Word for word, quote all of the material, omitting the pictures.
##############################
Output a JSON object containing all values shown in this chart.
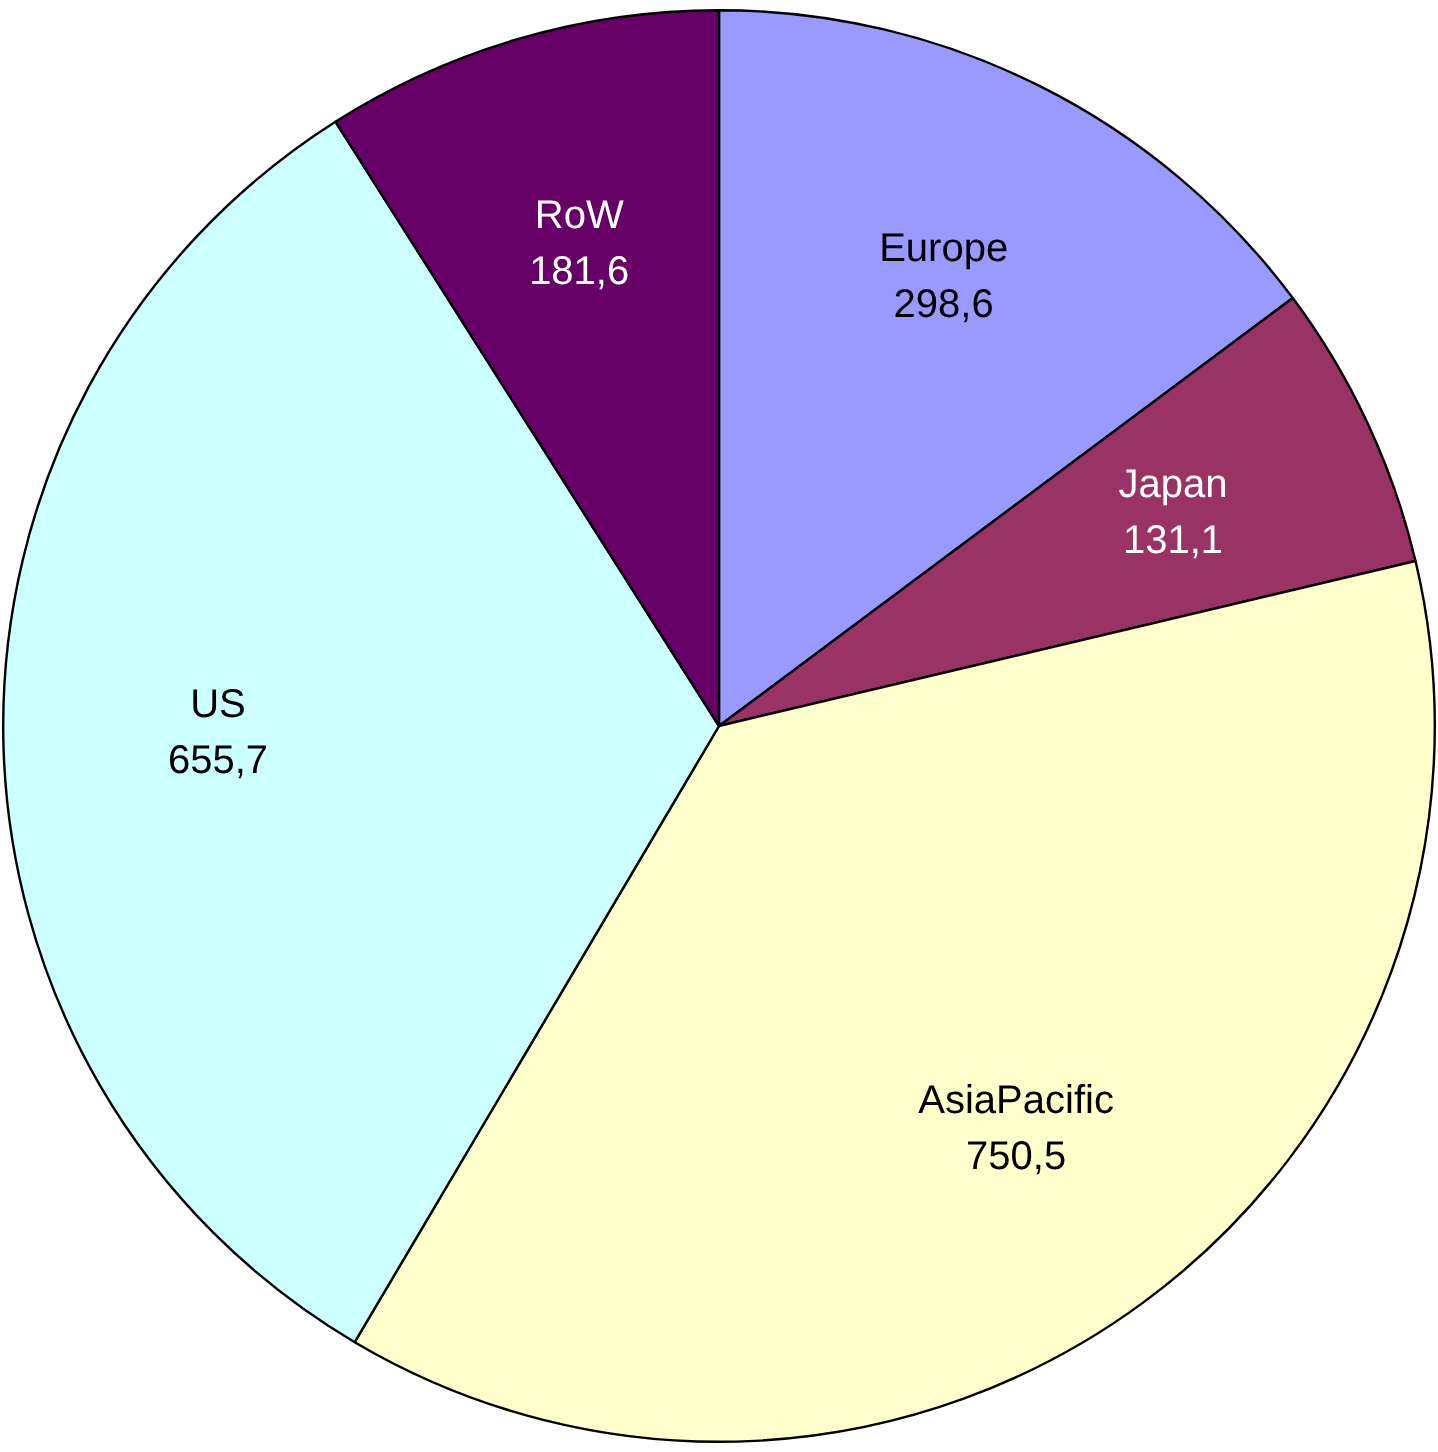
{
  "chart_data": {
    "type": "pie",
    "categories": [
      "Europe",
      "Japan",
      "AsiaPacific",
      "US",
      "RoW"
    ],
    "values": [
      298.6,
      131.1,
      750.5,
      655.7,
      181.6
    ],
    "value_labels": [
      "298,6",
      "131,1",
      "750,5",
      "655,7",
      "181,6"
    ],
    "colors": [
      "#9999ff",
      "#993366",
      "#ffffcc",
      "#ccffff",
      "#660066"
    ],
    "legend": false
  }
}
##############################
> _RESULT_:
Output a JSON object containing all values shown in this chart.
{
  "chart_data": {
    "type": "pie",
    "categories": [
      "Europe",
      "Japan",
      "AsiaPacific",
      "US",
      "RoW"
    ],
    "values": [
      298.6,
      131.1,
      750.5,
      655.7,
      181.6
    ],
    "value_labels": [
      "298,6",
      "131,1",
      "750,5",
      "655,7",
      "181,6"
    ],
    "colors": [
      "#9999ff",
      "#993366",
      "#ffffcc",
      "#ccffff",
      "#660066"
    ],
    "legend": false
  }
}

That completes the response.